**Task requirements**
All lines from the line containing "Convert this document image to plain text." up to and including the last line of the listing below should be echoed exactly; no other lines belong in the response.

(Data entries)
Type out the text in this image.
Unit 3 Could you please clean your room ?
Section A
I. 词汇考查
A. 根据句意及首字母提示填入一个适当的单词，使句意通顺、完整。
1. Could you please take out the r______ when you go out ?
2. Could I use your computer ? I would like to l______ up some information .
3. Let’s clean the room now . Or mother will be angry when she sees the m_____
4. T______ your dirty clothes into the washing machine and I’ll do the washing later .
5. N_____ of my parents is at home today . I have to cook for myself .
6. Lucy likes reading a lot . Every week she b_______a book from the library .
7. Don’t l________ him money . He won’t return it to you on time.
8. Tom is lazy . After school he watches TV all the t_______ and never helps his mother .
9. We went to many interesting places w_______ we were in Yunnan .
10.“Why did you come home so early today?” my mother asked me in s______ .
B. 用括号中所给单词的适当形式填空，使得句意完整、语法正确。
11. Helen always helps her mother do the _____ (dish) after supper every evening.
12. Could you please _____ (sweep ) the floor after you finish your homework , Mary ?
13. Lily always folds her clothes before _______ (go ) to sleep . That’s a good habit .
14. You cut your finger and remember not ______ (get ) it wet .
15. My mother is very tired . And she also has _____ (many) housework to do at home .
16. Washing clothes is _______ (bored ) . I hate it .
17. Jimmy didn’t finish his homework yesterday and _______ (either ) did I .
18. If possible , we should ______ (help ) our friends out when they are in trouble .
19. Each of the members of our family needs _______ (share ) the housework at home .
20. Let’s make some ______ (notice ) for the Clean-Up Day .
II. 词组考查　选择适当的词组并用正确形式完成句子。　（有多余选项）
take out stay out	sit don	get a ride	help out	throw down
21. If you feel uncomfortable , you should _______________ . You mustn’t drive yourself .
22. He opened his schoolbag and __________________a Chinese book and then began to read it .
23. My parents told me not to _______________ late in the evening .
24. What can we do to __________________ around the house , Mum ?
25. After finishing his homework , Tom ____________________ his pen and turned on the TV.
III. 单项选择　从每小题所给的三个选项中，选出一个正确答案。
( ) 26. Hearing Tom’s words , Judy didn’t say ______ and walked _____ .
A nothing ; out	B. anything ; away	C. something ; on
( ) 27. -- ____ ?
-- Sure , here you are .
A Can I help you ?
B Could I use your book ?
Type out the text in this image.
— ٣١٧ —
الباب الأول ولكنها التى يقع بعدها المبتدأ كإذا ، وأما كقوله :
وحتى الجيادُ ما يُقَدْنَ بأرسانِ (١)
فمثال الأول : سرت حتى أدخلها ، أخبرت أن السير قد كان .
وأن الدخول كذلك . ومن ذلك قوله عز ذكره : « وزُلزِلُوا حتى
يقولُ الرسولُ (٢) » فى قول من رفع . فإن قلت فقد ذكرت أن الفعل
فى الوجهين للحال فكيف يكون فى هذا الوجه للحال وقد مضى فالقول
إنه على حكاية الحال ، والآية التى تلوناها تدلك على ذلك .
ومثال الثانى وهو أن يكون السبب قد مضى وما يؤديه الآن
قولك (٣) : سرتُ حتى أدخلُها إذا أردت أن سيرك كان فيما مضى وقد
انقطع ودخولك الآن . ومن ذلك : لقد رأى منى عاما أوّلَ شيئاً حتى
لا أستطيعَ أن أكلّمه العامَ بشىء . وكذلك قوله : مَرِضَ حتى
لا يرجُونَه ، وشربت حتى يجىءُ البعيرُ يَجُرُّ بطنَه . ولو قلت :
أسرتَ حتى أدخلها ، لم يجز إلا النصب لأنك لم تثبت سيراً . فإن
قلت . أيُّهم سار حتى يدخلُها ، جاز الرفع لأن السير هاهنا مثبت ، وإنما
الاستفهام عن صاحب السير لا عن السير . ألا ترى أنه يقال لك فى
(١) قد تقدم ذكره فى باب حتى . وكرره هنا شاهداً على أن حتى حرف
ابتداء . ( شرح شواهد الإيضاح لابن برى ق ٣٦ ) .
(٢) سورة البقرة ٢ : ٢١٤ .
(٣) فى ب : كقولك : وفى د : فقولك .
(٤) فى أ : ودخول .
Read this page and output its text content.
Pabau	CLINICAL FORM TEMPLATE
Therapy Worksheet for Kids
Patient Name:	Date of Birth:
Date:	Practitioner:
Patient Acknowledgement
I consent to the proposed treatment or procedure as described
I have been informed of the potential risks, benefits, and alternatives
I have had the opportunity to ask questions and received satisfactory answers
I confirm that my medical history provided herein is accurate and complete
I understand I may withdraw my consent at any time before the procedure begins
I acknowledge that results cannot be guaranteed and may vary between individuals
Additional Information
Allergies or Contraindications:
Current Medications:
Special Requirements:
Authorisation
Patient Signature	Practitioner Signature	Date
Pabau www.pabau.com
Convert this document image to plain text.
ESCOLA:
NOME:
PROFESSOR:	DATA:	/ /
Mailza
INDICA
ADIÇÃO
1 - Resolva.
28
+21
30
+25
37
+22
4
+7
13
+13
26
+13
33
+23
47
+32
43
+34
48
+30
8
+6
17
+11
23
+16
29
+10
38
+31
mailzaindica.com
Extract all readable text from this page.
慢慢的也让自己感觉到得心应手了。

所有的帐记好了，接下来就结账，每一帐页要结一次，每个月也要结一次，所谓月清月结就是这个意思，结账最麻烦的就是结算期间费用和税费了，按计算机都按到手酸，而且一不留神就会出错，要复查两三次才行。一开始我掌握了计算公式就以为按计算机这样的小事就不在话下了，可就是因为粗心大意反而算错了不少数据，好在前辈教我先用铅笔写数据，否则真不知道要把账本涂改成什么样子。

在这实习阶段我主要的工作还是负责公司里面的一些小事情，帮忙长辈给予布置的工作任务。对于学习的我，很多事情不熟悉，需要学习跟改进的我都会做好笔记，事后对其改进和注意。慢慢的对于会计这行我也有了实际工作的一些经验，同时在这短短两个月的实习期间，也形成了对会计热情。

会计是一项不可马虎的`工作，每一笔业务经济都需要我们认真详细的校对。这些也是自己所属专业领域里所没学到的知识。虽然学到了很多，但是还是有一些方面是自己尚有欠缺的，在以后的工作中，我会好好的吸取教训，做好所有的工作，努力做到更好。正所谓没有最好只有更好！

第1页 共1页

**Right answer**
Convert this document image to plain text.
ESCOLA:
NOME:
PROFESSOR:	DATA:	/ /
Mailza
INDICA
ADIÇÃO
1 - Resolva.
28
+21
30
+25
37
+22
4
+7
13
+13
26
+13
33
+23
47
+32
43
+34
48
+30
8
+6
17
+11
23
+16
29
+10
38
+31
mailzaindica.com
Extract all readable text from this page.
慢慢的也让自己感觉到得心应手了。

所有的帐记好了，接下来就结账，每一帐页要结一次，每个月也要结一次，所谓月清月结就是这个意思，结账最麻烦的就是结算期间费用和税费了，按计算机都按到手酸，而且一不留神就会出错，要复查两三次才行。一开始我掌握了计算公式就以为按计算机这样的小事就不在话下了，可就是因为粗心大意反而算错了不少数据，好在前辈教我先用铅笔写数据，否则真不知道要把账本涂改成什么样子。

在这实习阶段我主要的工作还是负责公司里面的一些小事情，帮忙长辈给予布置的工作任务。对于学习的我，很多事情不熟悉，需要学习跟改进的我都会做好笔记，事后对其改进和注意。慢慢的对于会计这行我也有了实际工作的一些经验，同时在这短短两个月的实习期间，也形成了对会计热情。

会计是一项不可马虎的`工作，每一笔业务经济都需要我们认真详细的校对。这些也是自己所属专业领域里所没学到的知识。虽然学到了很多，但是还是有一些方面是自己尚有欠缺的，在以后的工作中，我会好好的吸取教训，做好所有的工作，努力做到更好。正所谓没有最好只有更好！

第1页 共1页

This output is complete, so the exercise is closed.